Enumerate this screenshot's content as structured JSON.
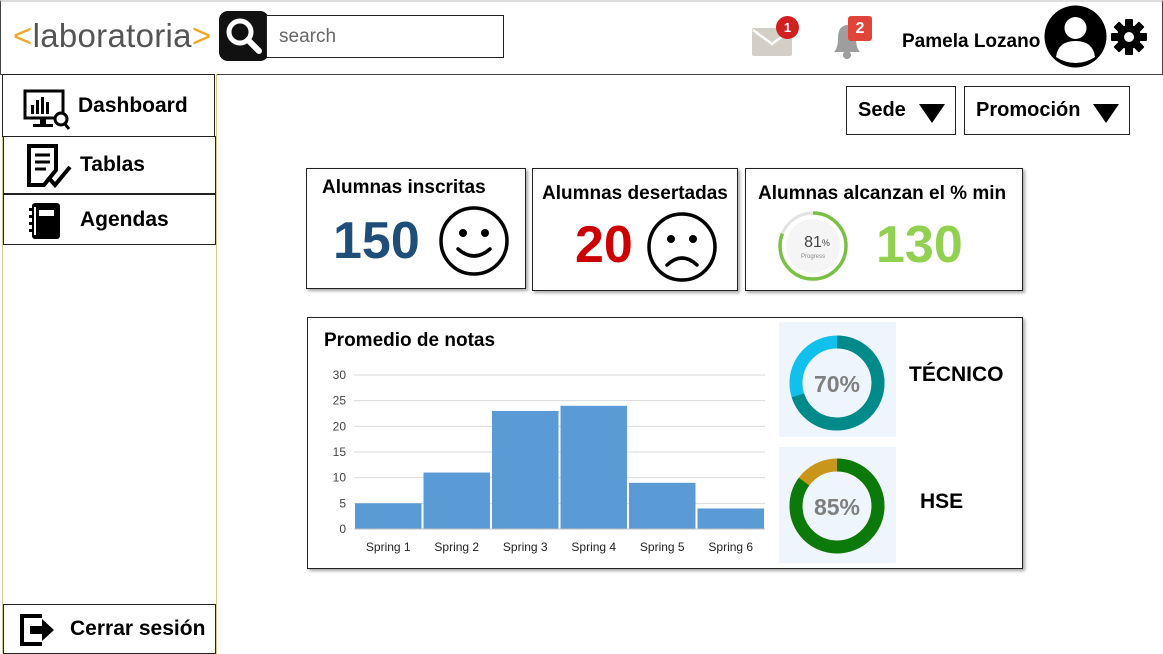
{
  "header": {
    "logo": {
      "open": "<",
      "text": "laboratoria",
      "close": ">"
    },
    "search_placeholder": "search",
    "mail_count": "1",
    "notification_count": "2",
    "user_name": "Pamela Lozano"
  },
  "sidebar": {
    "items": [
      {
        "label": "Dashboard",
        "icon": "dashboard-monitor-icon"
      },
      {
        "label": "Tablas",
        "icon": "document-check-icon"
      },
      {
        "label": "Agendas",
        "icon": "notebook-icon"
      }
    ],
    "logout_label": "Cerrar sesión"
  },
  "filters": {
    "sede": "Sede",
    "promocion": "Promoción"
  },
  "cards": {
    "inscritas": {
      "title": "Alumnas inscritas",
      "value": "150",
      "icon": "smiley-face-icon"
    },
    "desertadas": {
      "title": "Alumnas desertadas",
      "value": "20",
      "icon": "sad-face-icon"
    },
    "alcanzan": {
      "title": "Alumnas alcanzan el % min",
      "value": "130",
      "progress_value": "81",
      "progress_unit": "%",
      "progress_caption": "Progress",
      "progress_fraction": 0.81
    }
  },
  "donuts": [
    {
      "label": "TÉCNICO",
      "value_text": "70%",
      "fraction": 0.7,
      "main_color": "#008a8a",
      "rest_color": "#12c0ee"
    },
    {
      "label": "HSE",
      "value_text": "85%",
      "fraction": 0.85,
      "main_color": "#0b7a0b",
      "rest_color": "#c8961a"
    }
  ],
  "colors": {
    "accent": "#f5a623",
    "blue_number": "#1f4e79",
    "red_number": "#cc0000",
    "green_number": "#92d050",
    "bar": "#5b9bd5"
  },
  "chart_data": {
    "type": "bar",
    "title": "Promedio de notas",
    "categories": [
      "Spring 1",
      "Spring 2",
      "Spring 3",
      "Spring 4",
      "Spring 5",
      "Spring 6"
    ],
    "values": [
      5,
      11,
      23,
      24,
      9,
      4
    ],
    "ylim": [
      0,
      30
    ],
    "yticks": [
      0,
      5,
      10,
      15,
      20,
      25,
      30
    ],
    "grid": true,
    "xlabel": "",
    "ylabel": ""
  }
}
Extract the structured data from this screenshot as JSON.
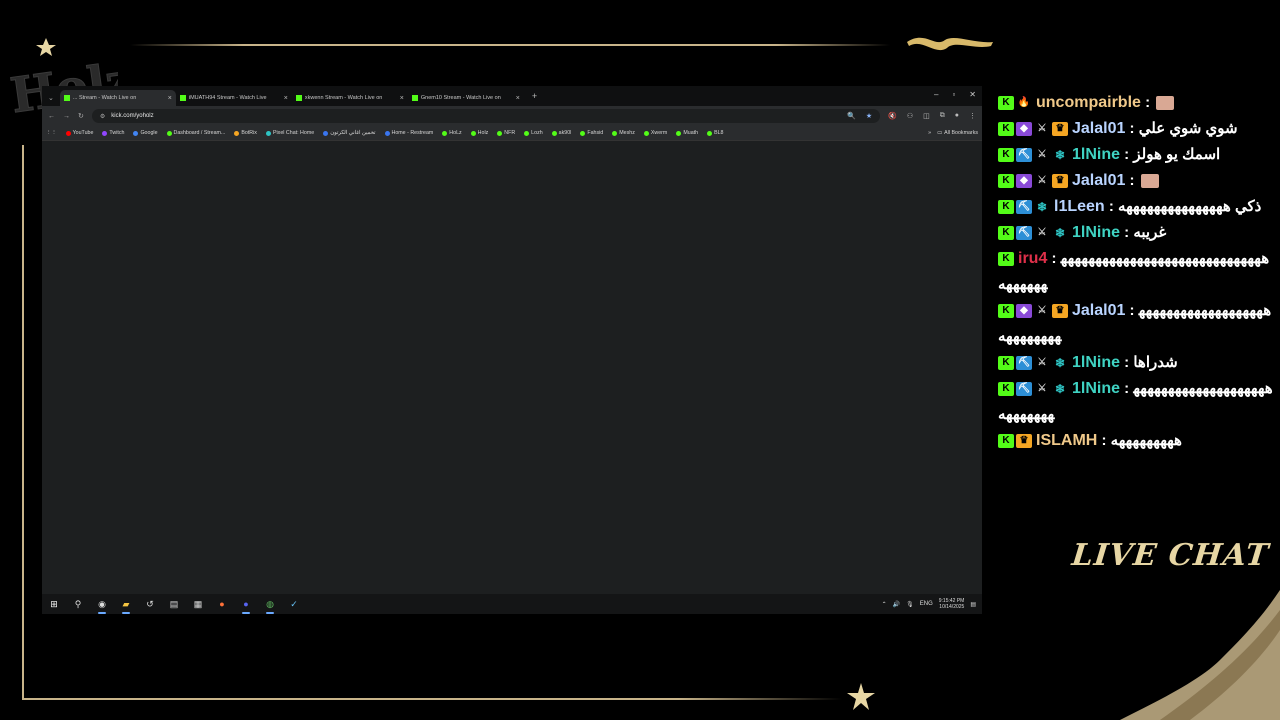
{
  "colors": {
    "gold": "#c8b48a",
    "kick_green": "#53fc18",
    "chat_label": "#e7d6a4"
  },
  "overlay": {
    "logo_text": "HOLZ",
    "live_chat_label": "LIVE CHAT"
  },
  "browser": {
    "tabs": [
      {
        "title": "... Stream - Watch Live on",
        "active": true
      },
      {
        "title": "iMUATH94 Stream - Watch Live",
        "active": false
      },
      {
        "title": "xkwenn Stream - Watch Live on",
        "active": false
      },
      {
        "title": "Gnem10 Stream - Watch Live on",
        "active": false
      }
    ],
    "address": "kick.com/yoholz",
    "bookmarks": [
      "YouTube",
      "Twitch",
      "Google",
      "Dashboard / Stream...",
      "BotRix",
      "Pixel Chat: Home",
      "تخمين اغاني الكرتون",
      "Home - Restream",
      "HoLz",
      "Holz",
      "NFR",
      "Lozh",
      "ak90l",
      "Fahsid",
      "Meshz",
      "Xwerm",
      "Muath",
      "BL8"
    ],
    "all_bookmarks": "All Bookmarks"
  },
  "taskbar": {
    "lang": "ENG",
    "time": "9:15:42 PM",
    "date": "10/14/2025"
  },
  "chat": {
    "messages": [
      {
        "user": "uncompairble",
        "user_color": "#f0c98a",
        "badges": [
          "k",
          "flame"
        ],
        "text": "",
        "emote": true
      },
      {
        "user": "Jalal01",
        "user_color": "#b9d4ff",
        "badges": [
          "k",
          "purple",
          "sword",
          "crown"
        ],
        "text": "شوي شوي علي",
        "emote": false
      },
      {
        "user": "1lNine",
        "user_color": "#3fd3c3",
        "badges": [
          "k",
          "pick",
          "sword",
          "vip"
        ],
        "text": "اسمك يو هولز",
        "emote": false
      },
      {
        "user": "Jalal01",
        "user_color": "#b9d4ff",
        "badges": [
          "k",
          "purple",
          "sword",
          "crown"
        ],
        "text": "",
        "emote": true
      },
      {
        "user": "l1Leen",
        "user_color": "#b9d4ff",
        "badges": [
          "k",
          "pick",
          "vip"
        ],
        "text": "ذكي هههههههههههههههه",
        "emote": false
      },
      {
        "user": "1lNine",
        "user_color": "#3fd3c3",
        "badges": [
          "k",
          "pick",
          "sword",
          "vip"
        ],
        "text": "غريبه",
        "emote": false
      },
      {
        "user": "iru4",
        "user_color": "#e0304a",
        "badges": [
          "k"
        ],
        "text": "ههههههههههههههههههههههههههههههههههههه",
        "emote": false
      },
      {
        "user": "Jalal01",
        "user_color": "#b9d4ff",
        "badges": [
          "k",
          "purple",
          "sword",
          "crown"
        ],
        "text": "هههههههههههههههههههههههههههه",
        "emote": false
      },
      {
        "user": "1lNine",
        "user_color": "#3fd3c3",
        "badges": [
          "k",
          "pick",
          "sword",
          "vip"
        ],
        "text": "شدراها",
        "emote": false
      },
      {
        "user": "1lNine",
        "user_color": "#3fd3c3",
        "badges": [
          "k",
          "pick",
          "sword",
          "vip"
        ],
        "text": "هههههههههههههههههههههههههههه",
        "emote": false
      },
      {
        "user": "ISLAMH",
        "user_color": "#f0c98a",
        "badges": [
          "k",
          "crown"
        ],
        "text": "هههههههههه",
        "emote": false
      }
    ]
  }
}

- - - - -

▶ **Objective**
Write out again every line above exactly as given; the pictures do not belong in the copy.

▶ **The response**
Enumerate this screenshot's content as structured JSON.
{
  "header": {
    "logo": {
      "open": "<",
      "text": "laboratoria",
      "close": ">"
    },
    "search_placeholder": "search",
    "mail_count": "1",
    "notification_count": "2",
    "user_name": "Pamela Lozano"
  },
  "sidebar": {
    "items": [
      {
        "label": "Dashboard",
        "icon": "dashboard-monitor-icon"
      },
      {
        "label": "Tablas",
        "icon": "document-check-icon"
      },
      {
        "label": "Agendas",
        "icon": "notebook-icon"
      }
    ],
    "logout_label": "Cerrar sesión"
  },
  "filters": {
    "sede": "Sede",
    "promocion": "Promoción"
  },
  "cards": {
    "inscritas": {
      "title": "Alumnas inscritas",
      "value": "150",
      "icon": "smiley-face-icon"
    },
    "desertadas": {
      "title": "Alumnas desertadas",
      "value": "20",
      "icon": "sad-face-icon"
    },
    "alcanzan": {
      "title": "Alumnas alcanzan el % min",
      "value": "130",
      "progress_value": "81",
      "progress_unit": "%",
      "progress_caption": "Progress",
      "progress_fraction": 0.81
    }
  },
  "donuts": [
    {
      "label": "TÉCNICO",
      "value_text": "70%",
      "fraction": 0.7,
      "main_color": "#008a8a",
      "rest_color": "#12c0ee"
    },
    {
      "label": "HSE",
      "value_text": "85%",
      "fraction": 0.85,
      "main_color": "#0b7a0b",
      "rest_color": "#c8961a"
    }
  ],
  "colors": {
    "accent": "#f5a623",
    "blue_number": "#1f4e79",
    "red_number": "#cc0000",
    "green_number": "#92d050",
    "bar": "#5b9bd5"
  },
  "chart_data": {
    "type": "bar",
    "title": "Promedio de notas",
    "categories": [
      "Spring 1",
      "Spring 2",
      "Spring 3",
      "Spring 4",
      "Spring 5",
      "Spring 6"
    ],
    "values": [
      5,
      11,
      23,
      24,
      9,
      4
    ],
    "ylim": [
      0,
      30
    ],
    "yticks": [
      0,
      5,
      10,
      15,
      20,
      25,
      30
    ],
    "grid": true,
    "xlabel": "",
    "ylabel": ""
  }
}
Extract the structured data from this screenshot as JSON.
{
  "colors": {
    "gold": "#c8b48a",
    "kick_green": "#53fc18",
    "chat_label": "#e7d6a4"
  },
  "overlay": {
    "logo_text": "HOLZ",
    "live_chat_label": "LIVE CHAT"
  },
  "browser": {
    "tabs": [
      {
        "title": "... Stream - Watch Live on",
        "active": true
      },
      {
        "title": "iMUATH94 Stream - Watch Live",
        "active": false
      },
      {
        "title": "xkwenn Stream - Watch Live on",
        "active": false
      },
      {
        "title": "Gnem10 Stream - Watch Live on",
        "active": false
      }
    ],
    "address": "kick.com/yoholz",
    "bookmarks": [
      "YouTube",
      "Twitch",
      "Google",
      "Dashboard / Stream...",
      "BotRix",
      "Pixel Chat: Home",
      "تخمين اغاني الكرتون",
      "Home - Restream",
      "HoLz",
      "Holz",
      "NFR",
      "Lozh",
      "ak90l",
      "Fahsid",
      "Meshz",
      "Xwerm",
      "Muath",
      "BL8"
    ],
    "all_bookmarks": "All Bookmarks"
  },
  "taskbar": {
    "lang": "ENG",
    "time": "9:15:42 PM",
    "date": "10/14/2025"
  },
  "chat": {
    "messages": [
      {
        "user": "uncompairble",
        "user_color": "#f0c98a",
        "badges": [
          "k",
          "flame"
        ],
        "text": "",
        "emote": true
      },
      {
        "user": "Jalal01",
        "user_color": "#b9d4ff",
        "badges": [
          "k",
          "purple",
          "sword",
          "crown"
        ],
        "text": "شوي شوي علي",
        "emote": false
      },
      {
        "user": "1lNine",
        "user_color": "#3fd3c3",
        "badges": [
          "k",
          "pick",
          "sword",
          "vip"
        ],
        "text": "اسمك يو هولز",
        "emote": false
      },
      {
        "user": "Jalal01",
        "user_color": "#b9d4ff",
        "badges": [
          "k",
          "purple",
          "sword",
          "crown"
        ],
        "text": "",
        "emote": true
      },
      {
        "user": "l1Leen",
        "user_color": "#b9d4ff",
        "badges": [
          "k",
          "pick",
          "vip"
        ],
        "text": "ذكي هههههههههههههههه",
        "emote": false
      },
      {
        "user": "1lNine",
        "user_color": "#3fd3c3",
        "badges": [
          "k",
          "pick",
          "sword",
          "vip"
        ],
        "text": "غريبه",
        "emote": false
      },
      {
        "user": "iru4",
        "user_color": "#e0304a",
        "badges": [
          "k"
        ],
        "text": "ههههههههههههههههههههههههههههههههههههه",
        "emote": false
      },
      {
        "user": "Jalal01",
        "user_color": "#b9d4ff",
        "badges": [
          "k",
          "purple",
          "sword",
          "crown"
        ],
        "text": "هههههههههههههههههههههههههههه",
        "emote": false
      },
      {
        "user": "1lNine",
        "user_color": "#3fd3c3",
        "badges": [
          "k",
          "pick",
          "sword",
          "vip"
        ],
        "text": "شدراها",
        "emote": false
      },
      {
        "user": "1lNine",
        "user_color": "#3fd3c3",
        "badges": [
          "k",
          "pick",
          "sword",
          "vip"
        ],
        "text": "هههههههههههههههههههههههههههه",
        "emote": false
      },
      {
        "user": "ISLAMH",
        "user_color": "#f0c98a",
        "badges": [
          "k",
          "crown"
        ],
        "text": "هههههههههه",
        "emote": false
      }
    ]
  }
}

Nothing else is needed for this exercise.